▶ _WRITTEN EXERCISE_
Omit all images, then return the remaining material exactly as it stands.

Items from a figure collection
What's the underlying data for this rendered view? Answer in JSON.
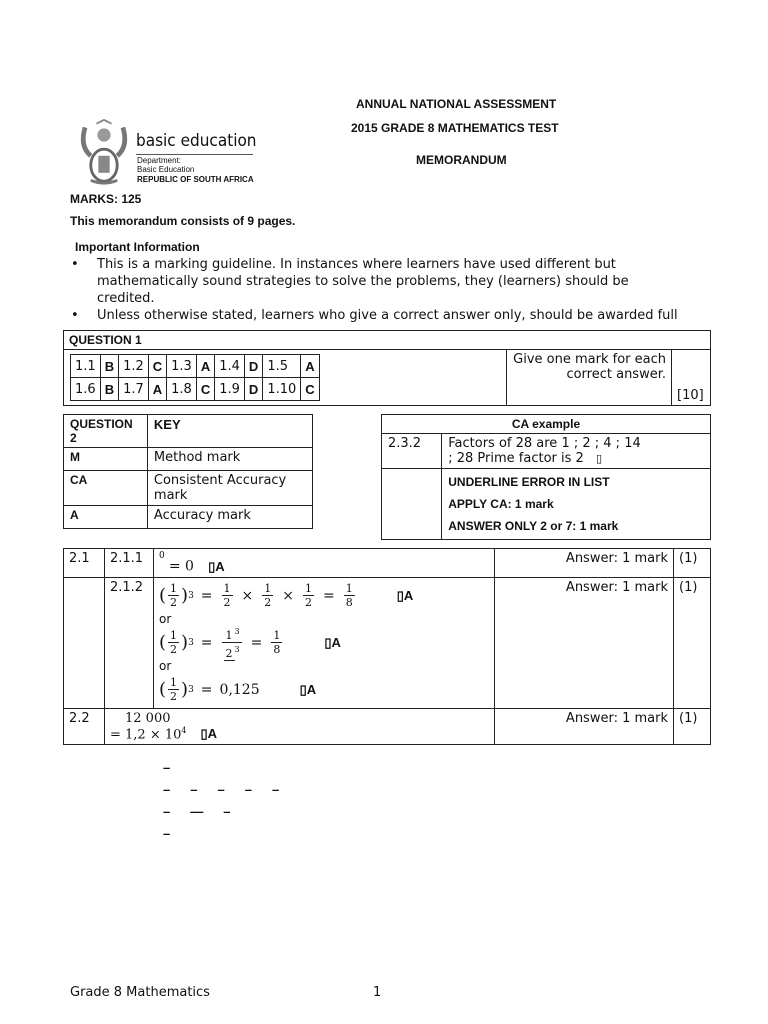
{
  "header": {
    "line1": "ANNUAL NATIONAL ASSESSMENT",
    "line2": "2015 GRADE 8 MATHEMATICS TEST",
    "line3": "MEMORANDUM"
  },
  "logo": {
    "name": "basic education",
    "dept": "Department:",
    "dept2": "Basic Education",
    "country": "REPUBLIC OF SOUTH AFRICA"
  },
  "marks": "MARKS: 125",
  "pages_note": "This memorandum consists of 9 pages.",
  "important": {
    "heading": "Important Information",
    "bullet1_line1": "This is a marking guideline.  In instances where learners have used different but",
    "bullet1_line2": "mathematically sound strategies to solve the problems, they (learners) should be",
    "bullet1_line3": "credited.",
    "bullet2": "Unless otherwise stated, learners who give a correct answer only, should be awarded full",
    "bullet_char": "•"
  },
  "question1": {
    "title": "QUESTION 1",
    "rows": [
      [
        {
          "q": "1.1",
          "a": "B"
        },
        {
          "q": "1.2",
          "a": "C"
        },
        {
          "q": "1.3",
          "a": "A"
        },
        {
          "q": "1.4",
          "a": "D"
        },
        {
          "q": "1.5",
          "a": "A"
        }
      ],
      [
        {
          "q": "1.6",
          "a": "B"
        },
        {
          "q": "1.7",
          "a": "A"
        },
        {
          "q": "1.8",
          "a": "C"
        },
        {
          "q": "1.9",
          "a": "D"
        },
        {
          "q": "1.10",
          "a": "C"
        }
      ]
    ],
    "note_line1": "Give one mark for each",
    "note_line2": "correct answer.",
    "total": "[10]"
  },
  "key": {
    "q2_title": "QUESTION 2",
    "title": "KEY",
    "items": [
      {
        "code": "M",
        "label": "Method mark"
      },
      {
        "code": "CA",
        "label": "Consistent Accuracy",
        "label2": "mark"
      },
      {
        "code": "A",
        "label": "Accuracy mark"
      }
    ]
  },
  "ca_example": {
    "title": "CA example",
    "num": "2.3.2",
    "line1": "Factors of 28 are 1 ; 2 ; 4 ; 14",
    "line2": "; 28 Prime factor is 2",
    "tick": "▯",
    "line3": "UNDERLINE ERROR IN LIST",
    "line4": "APPLY CA: 1 mark",
    "line5": "ANSWER ONLY 2 or 7: 1 mark"
  },
  "question2": {
    "q21": "2.1",
    "q211": "2.1.1",
    "q212": "2.1.2",
    "q211_expr": "= 0",
    "q211_exp": "0",
    "mark_A": "▯A",
    "or": "or",
    "expr1": {
      "a": "1",
      "b": "3",
      "eq": "=",
      "c": "1",
      "d": "1",
      "e": "1",
      "f": "1",
      "x": "×",
      "den": "2",
      "den8": "8",
      "paren": "("
    },
    "expr2": {
      "a": "1",
      "b": "3",
      "c": "1",
      "c_exp": "3",
      "d": "1",
      "den": "2",
      "den2": "2",
      "den2_exp": "3",
      "den8": "8",
      "eq": "="
    },
    "expr3": {
      "a": "1",
      "b": "3",
      "den": "2",
      "eq": "=",
      "val": "0,125"
    },
    "answer_mark": "Answer: 1 mark",
    "score": "(1)",
    "q22": "2.2",
    "q22_val": "12 000",
    "q22_ans": "= 1,2  ×  10",
    "q22_exp": "4"
  },
  "dashes": {
    "d": "–",
    "long": "—"
  },
  "footer": {
    "left": "Grade 8 Mathematics",
    "page": "1"
  }
}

▶ _EXPECTED OUTPUT_
What's the underlying data for this rendered view? Answer in JSON.
{
  "header": {
    "line1": "ANNUAL NATIONAL ASSESSMENT",
    "line2": "2015 GRADE 8 MATHEMATICS TEST",
    "line3": "MEMORANDUM"
  },
  "logo": {
    "name": "basic education",
    "dept": "Department:",
    "dept2": "Basic Education",
    "country": "REPUBLIC OF SOUTH AFRICA"
  },
  "marks": "MARKS: 125",
  "pages_note": "This memorandum consists of 9 pages.",
  "important": {
    "heading": "Important Information",
    "bullet1_line1": "This is a marking guideline.  In instances where learners have used different but",
    "bullet1_line2": "mathematically sound strategies to solve the problems, they (learners) should be",
    "bullet1_line3": "credited.",
    "bullet2": "Unless otherwise stated, learners who give a correct answer only, should be awarded full",
    "bullet_char": "•"
  },
  "question1": {
    "title": "QUESTION 1",
    "rows": [
      [
        {
          "q": "1.1",
          "a": "B"
        },
        {
          "q": "1.2",
          "a": "C"
        },
        {
          "q": "1.3",
          "a": "A"
        },
        {
          "q": "1.4",
          "a": "D"
        },
        {
          "q": "1.5",
          "a": "A"
        }
      ],
      [
        {
          "q": "1.6",
          "a": "B"
        },
        {
          "q": "1.7",
          "a": "A"
        },
        {
          "q": "1.8",
          "a": "C"
        },
        {
          "q": "1.9",
          "a": "D"
        },
        {
          "q": "1.10",
          "a": "C"
        }
      ]
    ],
    "note_line1": "Give one mark for each",
    "note_line2": "correct answer.",
    "total": "[10]"
  },
  "key": {
    "q2_title": "QUESTION 2",
    "title": "KEY",
    "items": [
      {
        "code": "M",
        "label": "Method mark"
      },
      {
        "code": "CA",
        "label": "Consistent Accuracy",
        "label2": "mark"
      },
      {
        "code": "A",
        "label": "Accuracy mark"
      }
    ]
  },
  "ca_example": {
    "title": "CA example",
    "num": "2.3.2",
    "line1": "Factors of 28 are 1 ; 2 ; 4 ; 14",
    "line2": "; 28 Prime factor is 2",
    "tick": "▯",
    "line3": "UNDERLINE ERROR IN LIST",
    "line4": "APPLY CA: 1 mark",
    "line5": "ANSWER ONLY 2 or 7: 1 mark"
  },
  "question2": {
    "q21": "2.1",
    "q211": "2.1.1",
    "q212": "2.1.2",
    "q211_expr": "= 0",
    "q211_exp": "0",
    "mark_A": "▯A",
    "or": "or",
    "expr1": {
      "a": "1",
      "b": "3",
      "eq": "=",
      "c": "1",
      "d": "1",
      "e": "1",
      "f": "1",
      "x": "×",
      "den": "2",
      "den8": "8",
      "paren": "("
    },
    "expr2": {
      "a": "1",
      "b": "3",
      "c": "1",
      "c_exp": "3",
      "d": "1",
      "den": "2",
      "den2": "2",
      "den2_exp": "3",
      "den8": "8",
      "eq": "="
    },
    "expr3": {
      "a": "1",
      "b": "3",
      "den": "2",
      "eq": "=",
      "val": "0,125"
    },
    "answer_mark": "Answer: 1 mark",
    "score": "(1)",
    "q22": "2.2",
    "q22_val": "12 000",
    "q22_ans": "= 1,2  ×  10",
    "q22_exp": "4"
  },
  "dashes": {
    "d": "–",
    "long": "—"
  },
  "footer": {
    "left": "Grade 8 Mathematics",
    "page": "1"
  }
}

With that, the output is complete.